Set task | Word for word, retype every entry in the listing.

Extracted information |

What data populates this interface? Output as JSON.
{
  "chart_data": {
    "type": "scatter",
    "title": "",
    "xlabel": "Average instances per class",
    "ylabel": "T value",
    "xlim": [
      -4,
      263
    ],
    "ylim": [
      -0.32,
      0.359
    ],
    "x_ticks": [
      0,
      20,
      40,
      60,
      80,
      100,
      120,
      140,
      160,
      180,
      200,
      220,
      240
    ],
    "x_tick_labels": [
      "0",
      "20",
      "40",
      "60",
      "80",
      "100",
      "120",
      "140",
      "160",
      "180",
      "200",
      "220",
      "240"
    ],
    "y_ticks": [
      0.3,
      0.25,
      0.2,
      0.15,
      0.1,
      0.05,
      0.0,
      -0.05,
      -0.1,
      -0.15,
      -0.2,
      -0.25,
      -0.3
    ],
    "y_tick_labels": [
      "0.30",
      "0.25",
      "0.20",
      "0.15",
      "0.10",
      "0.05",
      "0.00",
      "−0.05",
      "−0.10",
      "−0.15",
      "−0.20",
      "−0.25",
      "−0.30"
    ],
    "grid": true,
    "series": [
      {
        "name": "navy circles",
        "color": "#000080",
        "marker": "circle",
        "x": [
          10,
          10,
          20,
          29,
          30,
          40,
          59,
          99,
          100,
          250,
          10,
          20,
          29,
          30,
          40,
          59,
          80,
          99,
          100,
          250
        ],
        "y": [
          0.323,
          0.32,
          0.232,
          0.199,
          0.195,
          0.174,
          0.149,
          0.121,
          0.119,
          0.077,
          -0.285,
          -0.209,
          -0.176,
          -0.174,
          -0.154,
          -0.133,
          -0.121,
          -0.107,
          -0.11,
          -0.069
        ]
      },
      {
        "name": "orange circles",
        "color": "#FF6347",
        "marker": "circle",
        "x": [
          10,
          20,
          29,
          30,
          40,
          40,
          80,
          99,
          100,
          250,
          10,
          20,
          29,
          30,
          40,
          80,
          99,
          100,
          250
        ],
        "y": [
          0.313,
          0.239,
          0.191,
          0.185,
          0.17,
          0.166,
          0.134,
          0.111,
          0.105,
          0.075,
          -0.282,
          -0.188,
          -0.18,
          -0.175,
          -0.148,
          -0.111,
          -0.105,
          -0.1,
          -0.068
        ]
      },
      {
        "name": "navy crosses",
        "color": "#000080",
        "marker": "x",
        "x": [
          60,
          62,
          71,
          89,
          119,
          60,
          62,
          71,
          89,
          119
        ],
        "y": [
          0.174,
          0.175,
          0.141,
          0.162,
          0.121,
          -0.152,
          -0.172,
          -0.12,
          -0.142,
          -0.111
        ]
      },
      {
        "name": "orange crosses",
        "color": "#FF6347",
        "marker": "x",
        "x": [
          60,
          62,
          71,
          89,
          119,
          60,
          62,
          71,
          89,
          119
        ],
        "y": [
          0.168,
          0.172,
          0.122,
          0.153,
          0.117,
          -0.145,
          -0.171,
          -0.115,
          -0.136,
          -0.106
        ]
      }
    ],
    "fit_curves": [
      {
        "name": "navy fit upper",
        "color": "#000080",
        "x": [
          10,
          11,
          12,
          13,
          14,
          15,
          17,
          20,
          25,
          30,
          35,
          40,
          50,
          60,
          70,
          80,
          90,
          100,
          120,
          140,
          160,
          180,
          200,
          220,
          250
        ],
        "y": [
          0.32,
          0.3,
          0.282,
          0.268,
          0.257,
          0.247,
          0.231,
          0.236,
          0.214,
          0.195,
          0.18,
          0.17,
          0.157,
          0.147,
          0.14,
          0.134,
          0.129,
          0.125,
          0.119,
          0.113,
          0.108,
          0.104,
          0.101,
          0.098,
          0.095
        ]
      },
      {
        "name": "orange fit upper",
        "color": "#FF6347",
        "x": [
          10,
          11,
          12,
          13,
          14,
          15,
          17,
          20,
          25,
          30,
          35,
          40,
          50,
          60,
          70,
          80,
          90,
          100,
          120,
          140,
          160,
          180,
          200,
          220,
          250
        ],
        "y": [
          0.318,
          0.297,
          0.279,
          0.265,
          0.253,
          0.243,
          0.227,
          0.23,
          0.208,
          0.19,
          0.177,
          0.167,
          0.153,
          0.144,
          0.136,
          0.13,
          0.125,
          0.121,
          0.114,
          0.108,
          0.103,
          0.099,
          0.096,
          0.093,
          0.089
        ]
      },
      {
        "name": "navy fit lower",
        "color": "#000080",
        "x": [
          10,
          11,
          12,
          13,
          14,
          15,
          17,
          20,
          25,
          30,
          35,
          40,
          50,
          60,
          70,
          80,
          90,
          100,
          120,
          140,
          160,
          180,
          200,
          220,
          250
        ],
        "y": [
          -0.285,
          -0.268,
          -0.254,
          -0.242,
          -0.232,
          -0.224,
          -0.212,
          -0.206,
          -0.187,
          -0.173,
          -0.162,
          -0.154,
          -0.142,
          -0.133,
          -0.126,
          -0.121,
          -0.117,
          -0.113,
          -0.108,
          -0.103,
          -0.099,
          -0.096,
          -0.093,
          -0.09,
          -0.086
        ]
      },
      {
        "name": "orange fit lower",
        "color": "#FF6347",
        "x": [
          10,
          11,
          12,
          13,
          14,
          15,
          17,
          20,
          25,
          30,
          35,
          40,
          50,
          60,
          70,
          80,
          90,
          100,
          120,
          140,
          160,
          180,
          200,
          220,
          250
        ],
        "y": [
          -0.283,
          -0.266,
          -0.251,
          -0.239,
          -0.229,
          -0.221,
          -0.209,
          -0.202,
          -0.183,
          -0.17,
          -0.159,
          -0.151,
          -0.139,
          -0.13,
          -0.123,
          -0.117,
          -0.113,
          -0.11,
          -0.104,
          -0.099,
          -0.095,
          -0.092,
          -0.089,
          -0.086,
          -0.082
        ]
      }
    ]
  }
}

Result of this exercise |
What data populates this interface? Output as JSON.
{
  "chart_data": {
    "type": "scatter",
    "title": "",
    "xlabel": "Average instances per class",
    "ylabel": "T value",
    "xlim": [
      -4,
      263
    ],
    "ylim": [
      -0.32,
      0.359
    ],
    "x_ticks": [
      0,
      20,
      40,
      60,
      80,
      100,
      120,
      140,
      160,
      180,
      200,
      220,
      240
    ],
    "x_tick_labels": [
      "0",
      "20",
      "40",
      "60",
      "80",
      "100",
      "120",
      "140",
      "160",
      "180",
      "200",
      "220",
      "240"
    ],
    "y_ticks": [
      0.3,
      0.25,
      0.2,
      0.15,
      0.1,
      0.05,
      0.0,
      -0.05,
      -0.1,
      -0.15,
      -0.2,
      -0.25,
      -0.3
    ],
    "y_tick_labels": [
      "0.30",
      "0.25",
      "0.20",
      "0.15",
      "0.10",
      "0.05",
      "0.00",
      "−0.05",
      "−0.10",
      "−0.15",
      "−0.20",
      "−0.25",
      "−0.30"
    ],
    "grid": true,
    "series": [
      {
        "name": "navy circles",
        "color": "#000080",
        "marker": "circle",
        "x": [
          10,
          10,
          20,
          29,
          30,
          40,
          59,
          99,
          100,
          250,
          10,
          20,
          29,
          30,
          40,
          59,
          80,
          99,
          100,
          250
        ],
        "y": [
          0.323,
          0.32,
          0.232,
          0.199,
          0.195,
          0.174,
          0.149,
          0.121,
          0.119,
          0.077,
          -0.285,
          -0.209,
          -0.176,
          -0.174,
          -0.154,
          -0.133,
          -0.121,
          -0.107,
          -0.11,
          -0.069
        ]
      },
      {
        "name": "orange circles",
        "color": "#FF6347",
        "marker": "circle",
        "x": [
          10,
          20,
          29,
          30,
          40,
          40,
          80,
          99,
          100,
          250,
          10,
          20,
          29,
          30,
          40,
          80,
          99,
          100,
          250
        ],
        "y": [
          0.313,
          0.239,
          0.191,
          0.185,
          0.17,
          0.166,
          0.134,
          0.111,
          0.105,
          0.075,
          -0.282,
          -0.188,
          -0.18,
          -0.175,
          -0.148,
          -0.111,
          -0.105,
          -0.1,
          -0.068
        ]
      },
      {
        "name": "navy crosses",
        "color": "#000080",
        "marker": "x",
        "x": [
          60,
          62,
          71,
          89,
          119,
          60,
          62,
          71,
          89,
          119
        ],
        "y": [
          0.174,
          0.175,
          0.141,
          0.162,
          0.121,
          -0.152,
          -0.172,
          -0.12,
          -0.142,
          -0.111
        ]
      },
      {
        "name": "orange crosses",
        "color": "#FF6347",
        "marker": "x",
        "x": [
          60,
          62,
          71,
          89,
          119,
          60,
          62,
          71,
          89,
          119
        ],
        "y": [
          0.168,
          0.172,
          0.122,
          0.153,
          0.117,
          -0.145,
          -0.171,
          -0.115,
          -0.136,
          -0.106
        ]
      }
    ],
    "fit_curves": [
      {
        "name": "navy fit upper",
        "color": "#000080",
        "x": [
          10,
          11,
          12,
          13,
          14,
          15,
          17,
          20,
          25,
          30,
          35,
          40,
          50,
          60,
          70,
          80,
          90,
          100,
          120,
          140,
          160,
          180,
          200,
          220,
          250
        ],
        "y": [
          0.32,
          0.3,
          0.282,
          0.268,
          0.257,
          0.247,
          0.231,
          0.236,
          0.214,
          0.195,
          0.18,
          0.17,
          0.157,
          0.147,
          0.14,
          0.134,
          0.129,
          0.125,
          0.119,
          0.113,
          0.108,
          0.104,
          0.101,
          0.098,
          0.095
        ]
      },
      {
        "name": "orange fit upper",
        "color": "#FF6347",
        "x": [
          10,
          11,
          12,
          13,
          14,
          15,
          17,
          20,
          25,
          30,
          35,
          40,
          50,
          60,
          70,
          80,
          90,
          100,
          120,
          140,
          160,
          180,
          200,
          220,
          250
        ],
        "y": [
          0.318,
          0.297,
          0.279,
          0.265,
          0.253,
          0.243,
          0.227,
          0.23,
          0.208,
          0.19,
          0.177,
          0.167,
          0.153,
          0.144,
          0.136,
          0.13,
          0.125,
          0.121,
          0.114,
          0.108,
          0.103,
          0.099,
          0.096,
          0.093,
          0.089
        ]
      },
      {
        "name": "navy fit lower",
        "color": "#000080",
        "x": [
          10,
          11,
          12,
          13,
          14,
          15,
          17,
          20,
          25,
          30,
          35,
          40,
          50,
          60,
          70,
          80,
          90,
          100,
          120,
          140,
          160,
          180,
          200,
          220,
          250
        ],
        "y": [
          -0.285,
          -0.268,
          -0.254,
          -0.242,
          -0.232,
          -0.224,
          -0.212,
          -0.206,
          -0.187,
          -0.173,
          -0.162,
          -0.154,
          -0.142,
          -0.133,
          -0.126,
          -0.121,
          -0.117,
          -0.113,
          -0.108,
          -0.103,
          -0.099,
          -0.096,
          -0.093,
          -0.09,
          -0.086
        ]
      },
      {
        "name": "orange fit lower",
        "color": "#FF6347",
        "x": [
          10,
          11,
          12,
          13,
          14,
          15,
          17,
          20,
          25,
          30,
          35,
          40,
          50,
          60,
          70,
          80,
          90,
          100,
          120,
          140,
          160,
          180,
          200,
          220,
          250
        ],
        "y": [
          -0.283,
          -0.266,
          -0.251,
          -0.239,
          -0.229,
          -0.221,
          -0.209,
          -0.202,
          -0.183,
          -0.17,
          -0.159,
          -0.151,
          -0.139,
          -0.13,
          -0.123,
          -0.117,
          -0.113,
          -0.11,
          -0.104,
          -0.099,
          -0.095,
          -0.092,
          -0.089,
          -0.086,
          -0.082
        ]
      }
    ]
  }
}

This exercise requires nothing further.